◆ **TASK DETAILS**
Can you print every record below exactly as written?

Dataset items
★ ★ ★ ★ ★

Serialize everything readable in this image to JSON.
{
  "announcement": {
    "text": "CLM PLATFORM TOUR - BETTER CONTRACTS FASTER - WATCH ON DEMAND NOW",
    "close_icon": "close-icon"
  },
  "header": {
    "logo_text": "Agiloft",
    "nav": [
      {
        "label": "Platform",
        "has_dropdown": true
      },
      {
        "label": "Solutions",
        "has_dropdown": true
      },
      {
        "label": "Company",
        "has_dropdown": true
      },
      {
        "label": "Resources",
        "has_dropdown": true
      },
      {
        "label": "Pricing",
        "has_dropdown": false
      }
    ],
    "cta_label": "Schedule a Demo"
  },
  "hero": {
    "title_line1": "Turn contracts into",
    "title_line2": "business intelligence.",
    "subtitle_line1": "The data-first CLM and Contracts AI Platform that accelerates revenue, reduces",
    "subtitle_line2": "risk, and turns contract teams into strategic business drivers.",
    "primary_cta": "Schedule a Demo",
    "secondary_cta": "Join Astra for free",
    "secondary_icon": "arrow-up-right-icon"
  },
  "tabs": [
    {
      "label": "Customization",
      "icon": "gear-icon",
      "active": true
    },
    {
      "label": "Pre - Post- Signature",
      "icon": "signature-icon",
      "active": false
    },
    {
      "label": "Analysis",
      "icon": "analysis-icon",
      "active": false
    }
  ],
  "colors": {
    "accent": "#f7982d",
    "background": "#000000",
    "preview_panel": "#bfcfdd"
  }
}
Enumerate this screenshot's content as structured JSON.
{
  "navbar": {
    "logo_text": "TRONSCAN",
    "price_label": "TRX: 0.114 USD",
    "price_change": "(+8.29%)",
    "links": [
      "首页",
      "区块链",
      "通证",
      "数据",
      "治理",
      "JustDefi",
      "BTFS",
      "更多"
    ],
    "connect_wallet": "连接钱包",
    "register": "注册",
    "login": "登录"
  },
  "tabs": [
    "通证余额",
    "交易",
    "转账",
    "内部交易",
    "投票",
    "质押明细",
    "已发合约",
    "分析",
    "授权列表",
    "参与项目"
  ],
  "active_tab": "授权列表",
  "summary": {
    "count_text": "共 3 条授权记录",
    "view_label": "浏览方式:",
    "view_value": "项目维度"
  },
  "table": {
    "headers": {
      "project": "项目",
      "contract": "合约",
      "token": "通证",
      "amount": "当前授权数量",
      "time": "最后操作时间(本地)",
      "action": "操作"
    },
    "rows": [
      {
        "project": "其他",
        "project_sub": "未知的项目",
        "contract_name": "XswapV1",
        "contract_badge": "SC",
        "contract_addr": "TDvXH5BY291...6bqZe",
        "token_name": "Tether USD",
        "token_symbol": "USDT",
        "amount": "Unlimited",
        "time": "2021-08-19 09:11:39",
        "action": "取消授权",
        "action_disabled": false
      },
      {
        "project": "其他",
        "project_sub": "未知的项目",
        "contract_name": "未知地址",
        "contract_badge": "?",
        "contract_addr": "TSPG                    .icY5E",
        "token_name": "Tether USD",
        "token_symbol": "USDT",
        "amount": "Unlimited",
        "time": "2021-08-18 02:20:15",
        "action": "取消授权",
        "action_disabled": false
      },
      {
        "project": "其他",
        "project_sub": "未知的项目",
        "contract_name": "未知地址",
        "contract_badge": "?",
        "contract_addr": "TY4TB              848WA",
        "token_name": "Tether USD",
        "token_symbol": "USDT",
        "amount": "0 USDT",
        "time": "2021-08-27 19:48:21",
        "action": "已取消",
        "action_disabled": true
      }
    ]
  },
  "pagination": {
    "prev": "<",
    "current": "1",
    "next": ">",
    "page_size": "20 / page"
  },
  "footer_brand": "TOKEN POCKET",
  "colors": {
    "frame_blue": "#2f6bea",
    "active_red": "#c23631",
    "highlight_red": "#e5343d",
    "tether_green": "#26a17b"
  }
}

★ ★ ★ ★ ★

◆ **SOLUTION TO THE EXERCISE**
Serialize everything readable in this image to JSON.
{
  "announcement": {
    "text": "CLM PLATFORM TOUR - BETTER CONTRACTS FASTER - WATCH ON DEMAND NOW",
    "close_icon": "close-icon"
  },
  "header": {
    "logo_text": "Agiloft",
    "nav": [
      {
        "label": "Platform",
        "has_dropdown": true
      },
      {
        "label": "Solutions",
        "has_dropdown": true
      },
      {
        "label": "Company",
        "has_dropdown": true
      },
      {
        "label": "Resources",
        "has_dropdown": true
      },
      {
        "label": "Pricing",
        "has_dropdown": false
      }
    ],
    "cta_label": "Schedule a Demo"
  },
  "hero": {
    "title_line1": "Turn contracts into",
    "title_line2": "business intelligence.",
    "subtitle_line1": "The data-first CLM and Contracts AI Platform that accelerates revenue, reduces",
    "subtitle_line2": "risk, and turns contract teams into strategic business drivers.",
    "primary_cta": "Schedule a Demo",
    "secondary_cta": "Join Astra for free",
    "secondary_icon": "arrow-up-right-icon"
  },
  "tabs": [
    {
      "label": "Customization",
      "icon": "gear-icon",
      "active": true
    },
    {
      "label": "Pre - Post- Signature",
      "icon": "signature-icon",
      "active": false
    },
    {
      "label": "Analysis",
      "icon": "analysis-icon",
      "active": false
    }
  ],
  "colors": {
    "accent": "#f7982d",
    "background": "#000000",
    "preview_panel": "#bfcfdd"
  }
}
Enumerate this screenshot's content as structured JSON.
{
  "navbar": {
    "logo_text": "TRONSCAN",
    "price_label": "TRX: 0.114 USD",
    "price_change": "(+8.29%)",
    "links": [
      "首页",
      "区块链",
      "通证",
      "数据",
      "治理",
      "JustDefi",
      "BTFS",
      "更多"
    ],
    "connect_wallet": "连接钱包",
    "register": "注册",
    "login": "登录"
  },
  "tabs": [
    "通证余额",
    "交易",
    "转账",
    "内部交易",
    "投票",
    "质押明细",
    "已发合约",
    "分析",
    "授权列表",
    "参与项目"
  ],
  "active_tab": "授权列表",
  "summary": {
    "count_text": "共 3 条授权记录",
    "view_label": "浏览方式:",
    "view_value": "项目维度"
  },
  "table": {
    "headers": {
      "project": "项目",
      "contract": "合约",
      "token": "通证",
      "amount": "当前授权数量",
      "time": "最后操作时间(本地)",
      "action": "操作"
    },
    "rows": [
      {
        "project": "其他",
        "project_sub": "未知的项目",
        "contract_name": "XswapV1",
        "contract_badge": "SC",
        "contract_addr": "TDvXH5BY291...6bqZe",
        "token_name": "Tether USD",
        "token_symbol": "USDT",
        "amount": "Unlimited",
        "time": "2021-08-19 09:11:39",
        "action": "取消授权",
        "action_disabled": false
      },
      {
        "project": "其他",
        "project_sub": "未知的项目",
        "contract_name": "未知地址",
        "contract_badge": "?",
        "contract_addr": "TSPG                    .icY5E",
        "token_name": "Tether USD",
        "token_symbol": "USDT",
        "amount": "Unlimited",
        "time": "2021-08-18 02:20:15",
        "action": "取消授权",
        "action_disabled": false
      },
      {
        "project": "其他",
        "project_sub": "未知的项目",
        "contract_name": "未知地址",
        "contract_badge": "?",
        "contract_addr": "TY4TB              848WA",
        "token_name": "Tether USD",
        "token_symbol": "USDT",
        "amount": "0 USDT",
        "time": "2021-08-27 19:48:21",
        "action": "已取消",
        "action_disabled": true
      }
    ]
  },
  "pagination": {
    "prev": "<",
    "current": "1",
    "next": ">",
    "page_size": "20 / page"
  },
  "footer_brand": "TOKEN POCKET",
  "colors": {
    "frame_blue": "#2f6bea",
    "active_red": "#c23631",
    "highlight_red": "#e5343d",
    "tether_green": "#26a17b"
  }
}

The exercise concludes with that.